→ Passage:
****************
Add compatibility tests for the old-writer -> new-reader path during rolling upgrades, including boundary cases such as 127 and 128.

cc @davidzollo Can you please give me some advice?

DanielLeens

Thanks for chasing the negative-array-size issue. I pulled the latest head locally and rechecked the real cross-task-group row transport path through RecordSerializer.

Runtime path:

Source / Transform / Sink row transport
  -> RecordSerializer.write()
      -> writes type, tableId, rowKind, arity, fields
  -> Hazelcast byte transport
  -> RecordSerializer.read()
      -> reconstructs SeaTunnelRow

The bug is real, but the current fix still changes the on-wire row layout in a backward-incompatible way. Before this PR, arity was encoded in 1 byte. In the current head, the serializer switches to writeInt() / readInt(), so a new reader will consume 4 bytes from an old stream and shift the remaining field offsets. That makes rolling-upgrade / mixed-version clusters unsafe even for valid legacy rows with arity <= 127.

Blocking items:

Please keep backward-compatible row decoding/encoding. The safer shape is to preserve the legacy 1-byte path for legacy-compatible arity values and use a sentinel + int only for larger arity.
Please add compatibility coverage for old-writer -> new-reader, especially around 127 / 128, not only a new-format round trip.

Because this touches seatunnel-engine serialization, I do not recommend merging the current head until the compatibility path is fixed.

-1

lm-ylj · 2026-04-28T01:37:52Z

I appreciate your feedback and suggestions. I will address and fix this backward compatibility issue accordingly.

DanielLeens

Hi @lm-ylj, thanks for the quick follow-up, and thanks for confirming you plan to address the compatibility concern.

I re-checked the current head locally after your latest reply. There is still no new code on top of commit 9b710c2fe, so the technical conclusion remains unchanged for now.

What this PR is trying to fix is real:

User pain: when a SeaTunnelRow has more than 127 fields, the current engine serializer stores arity in a signed byte, and deserialization can end up constructing new SeaTunnelRow(negativeValue), which triggers NegativeArraySizeException.
Fix approach in the current head: switch arity from writeByte/readByte to writeInt/readInt, and add a regression test for arity = 128.
One-line summary: the PR fixes the overflow case for single-version clusters, but it currently does so by changing the engine wire format in a backward-incompatible way.
****************
→ Task to carry out:
For each statement below, say yes or no depending on whether the review thread agrees, and quote the words of the thread that decide it. (a) Before the PR, arity was encoded in a single byte. (b) The reviewer recommends merging the current head as it stands. (c) The fix in the current head includes a regression test for an arity of 128.

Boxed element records
****************
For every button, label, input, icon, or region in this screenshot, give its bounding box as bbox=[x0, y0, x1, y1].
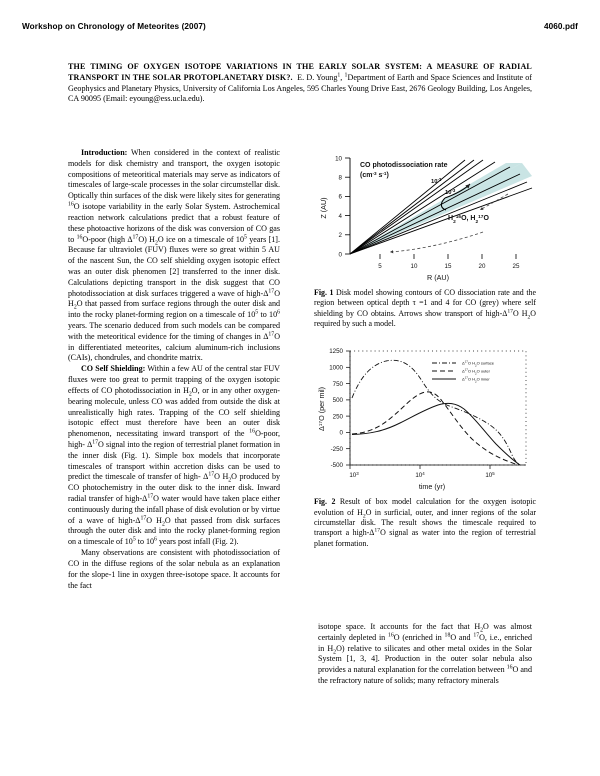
paragraph-many-observations: Many observations are consistent with photodissociation of CO in the diffuse regions of the solar nebula as an explanation for the slope-1 line in oxygen three-isotope space. It accounts for the fact bbox=[68, 548, 280, 590]
x-axis-ticks bbox=[378, 254, 520, 270]
figure-column bbox=[314, 150, 536, 549]
transport-arrow-lower bbox=[390, 232, 483, 252]
svg-text:500: 500 bbox=[332, 397, 343, 405]
svg-text:10: 10 bbox=[410, 263, 418, 270]
svg-text:104: $10^4$ bbox=[415, 470, 425, 480]
figure-1-caption-label: Fig. 1 bbox=[314, 288, 334, 297]
figure-2-series-surficial bbox=[352, 361, 519, 465]
header-right-filename: 4060.pdf bbox=[543, 22, 578, 31]
svg-text:Δ17O H2O outer: $\Delta^{17}O$ $H_2O$ outer bbox=[462, 367, 490, 376]
figure-2-y-ticks bbox=[329, 349, 350, 470]
paper-title: THE TIMING OF OXYGEN ISOTOPE VARIATIONS IN THE EARLY SOLAR SYSTEM: A MEASURE OF RADIAL TRANSPORT IN THE SOLAR PROTOPLANETARY DISK?. bbox=[68, 62, 532, 82]
svg-text:Δ17O H2O surface: $\Delta^{17}O$ $H_2O$ surface bbox=[462, 359, 494, 368]
figure-2-caption: Fig. 2 Result of box model calculation for the oxygen isotopic evolution of $H_2O$ in surficial, outer, and inner regions of the solar circumstellar disk. The result shows the timescale required to transport a high-$\Delta^{17}O$ signal as water into the region of terrestrial planet formation. bbox=[314, 497, 537, 548]
svg-text:0: 0 bbox=[339, 429, 343, 437]
figure-1-water-species-label: $H_2^{16}O$, $H_2^{17}O$ bbox=[448, 214, 489, 225]
svg-text:5: 5 bbox=[378, 263, 382, 270]
right-column-bottom bbox=[318, 622, 532, 687]
left-column bbox=[68, 148, 280, 591]
figure-2-x-ticks bbox=[349, 465, 495, 479]
figure-2-series-inner bbox=[352, 404, 520, 466]
svg-text:10: 10 bbox=[335, 155, 342, 163]
paragraph-isotope-space: isotope space. It accounts for the fact that $H_2O$ was almost certainly depleted in $^{16}$O (enriched in $^{18}$O and $^{17}$O, i.e., enriched in $H_2O$) relative to silicates and other metal oxides in the Solar System [1, 3, 4]. Production in the outer solar nebula also provides a natural explanation for the correlation between $^{16}$O and the refractory nature of solids; many refractory minerals bbox=[318, 622, 533, 686]
header-left-text: Workshop on Chronology of Meteorites (2007) bbox=[22, 22, 206, 31]
svg-text:2: 2 bbox=[338, 232, 342, 240]
figure-1-contour-label-1: $10^{-2}$ bbox=[431, 176, 442, 185]
svg-text:8: 8 bbox=[338, 174, 342, 182]
y-axis-ticks bbox=[335, 155, 350, 258]
svg-text:20: 20 bbox=[478, 263, 486, 270]
svg-text:103: $10^3$ bbox=[349, 470, 359, 480]
figure-2-y-axis-label: $\Delta^{17}O$ (per mil) bbox=[317, 387, 326, 432]
svg-text:6: 6 bbox=[338, 193, 342, 201]
paragraph-co-self-shielding: CO Self Shielding: Within a few AU of the central star FUV fluxes were too great to permit trapping of the oxygen isotopic effects of CO photodissociation in $H_2O$, or in any other oxygen-bearing molecule, unless CO was added from outside the disk at unrealistically high rates. Trapping of the CO self shielding isotopic effect must therefore have been an outer disk phenomenon, necessitating inward transport of the $^{16}$O-poor, high- $\Delta^{17}O$ signal into the region of terrestrial planet formation in the inner disk (Fig. 1). Simple box models that incorporate timescales of transport within accretion disks can be used to predict the timescale of transfer of high- $\Delta^{17}O$ $H_2O$ produced by CO photochemistry in the outer disk to the inner disk. Inward radial transfer of high-$\Delta^{17}O$ water would have taken place either continuously during the infall phase of disk evolution or by virtue of a wave of high-$\Delta^{17}O$ $H_2O$ that passed from disk surfaces through the outer disk and into the rocky planet-forming region on a timescale of $10^5$ to $10^6$ years post infall (Fig. 2). bbox=[68, 364, 281, 547]
svg-text:15: 15 bbox=[444, 263, 452, 270]
svg-text:0: 0 bbox=[338, 251, 342, 259]
title-block: THE TIMING OF OXYGEN ISOTOPE VARIATIONS IN THE EARLY SOLAR SYSTEM: A MEASURE OF RADIAL TRANSPORT IN THE SOLAR PROTOPLANETARY DISK?. E. D. Young$^1$, $^1$Department of Earth and Space Sciences and Institute of Geophysics and Planetary Physics, University of California Los Angeles, 595 Charles Young Drive East, 2676 Geology Building, Los Angeles, CA 90095 (Email: eyoung@ess.ucla.edu). bbox=[68, 62, 533, 104]
svg-text:-250: -250 bbox=[330, 446, 343, 454]
figure-1-contour-label-2: $10^{-3}$ bbox=[445, 187, 456, 196]
svg-text:25: 25 bbox=[512, 263, 520, 270]
paragraph-introduction: Introduction: When considered in the context of realistic models for disk chemistry and transport, the oxygen isotopic compositions of meteoritical materials may serve as indicators of timescales of large-scale processes in the solar circumstellar disk. Optically thin surfaces of the disk were likely sites for generating $^{16}$O isotope variability in the early Solar System. Astrochemical reaction network calculations predict that a robust feature of these photoactive horizons of the disk was conversion of CO gas to $^{16}$O-poor (high $\Delta^{17}O$) $H_2O$ ice on a timescale of $10^5$ years [1]. Because far ultraviolet (FUV) fluxes were so great within 5 AU of the nascent Sun, the CO self shielding oxygen isotopic effect was an outer disk phenomen [2] transferred to the inner disk. Calculations depicting transport in the disk suggest that CO photodissociation at disk surfaces triggered a wave of high-$\Delta^{17}O$ $H_2O$ that passed from surface regions through the outer disk and into the rocky planet-forming region on a timescale of $10^5$ to $10^6$ years. The scenario deduced from such models can be compared with the meteoritical evidence for the timing of changes in $\Delta^{17}O$ in differentiated meteorites, calcium aluminum-rich inclusions (CAIs), chondrules, and chondrite matrix. bbox=[68, 148, 280, 363]
figure-1-plot bbox=[314, 150, 536, 282]
running-header bbox=[22, 22, 578, 31]
svg-text:1000: 1000 bbox=[329, 364, 343, 372]
svg-text:4: 4 bbox=[338, 212, 342, 220]
figure-2-caption-label: Fig. 2 bbox=[314, 497, 336, 507]
section-heading-co-self-shielding: CO Self Shielding: bbox=[81, 364, 146, 374]
figure-2-x-axis-label: time (yr) bbox=[418, 482, 446, 492]
figure-1-y-axis-label: Z (AU) bbox=[319, 197, 328, 219]
figure-1-x-axis-label: R (AU) bbox=[427, 273, 449, 282]
figure-1-rate-annotation-line1: CO photodissociation rate bbox=[360, 162, 448, 169]
svg-text:750: 750 bbox=[332, 381, 343, 389]
affiliation-text: Department of Earth and Space Sciences and Institute of Geophysics and Planetary Physics, University of California Los Angeles, 595 Charles Young Drive East, 2676 Geology Building, Los Angeles, CA 90095 (Email: eyoung@ess.ucla.edu). bbox=[68, 72, 533, 104]
figure-2-plot bbox=[314, 343, 536, 491]
figure-2-legend bbox=[432, 360, 495, 384]
figure-1 bbox=[314, 150, 536, 282]
author-name: E. D. Young bbox=[297, 72, 338, 82]
section-heading-introduction: Introduction: bbox=[81, 148, 128, 157]
svg-text:-500: -500 bbox=[330, 462, 343, 470]
svg-text:105: $10^5$ bbox=[485, 470, 495, 480]
svg-text:Δ17O H2O inner: $\Delta^{17}O$ $H_2O$ inner bbox=[462, 375, 490, 384]
figure-2 bbox=[314, 343, 536, 491]
svg-text:1250: 1250 bbox=[329, 348, 343, 356]
figure-1-rate-annotation-line2: ($cm^{-3}$ $s^{-1}$) bbox=[360, 170, 389, 179]
author-affiliation-marker: 1 bbox=[337, 72, 341, 79]
svg-text:250: 250 bbox=[332, 413, 343, 421]
affiliation-marker: 1 bbox=[344, 72, 348, 79]
figure-1-caption: Fig. 1 Disk model showing contours of CO dissociation rate and the region between optical depth τ =1 and 4 for CO (grey) where self shielding by CO obtains. Arrows show transport of high-$\Delta^{17}O$ $H_2O$ required by such a model. bbox=[314, 288, 536, 329]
****************
→ Answer to the exercise:
(a) Yes: "Before this PR, arity was encoded in 1 byte."
(b) No: "I do not recommend merging the current head until the compatibility path is fixed."
(c) Yes: "add a regression test for arity = 128."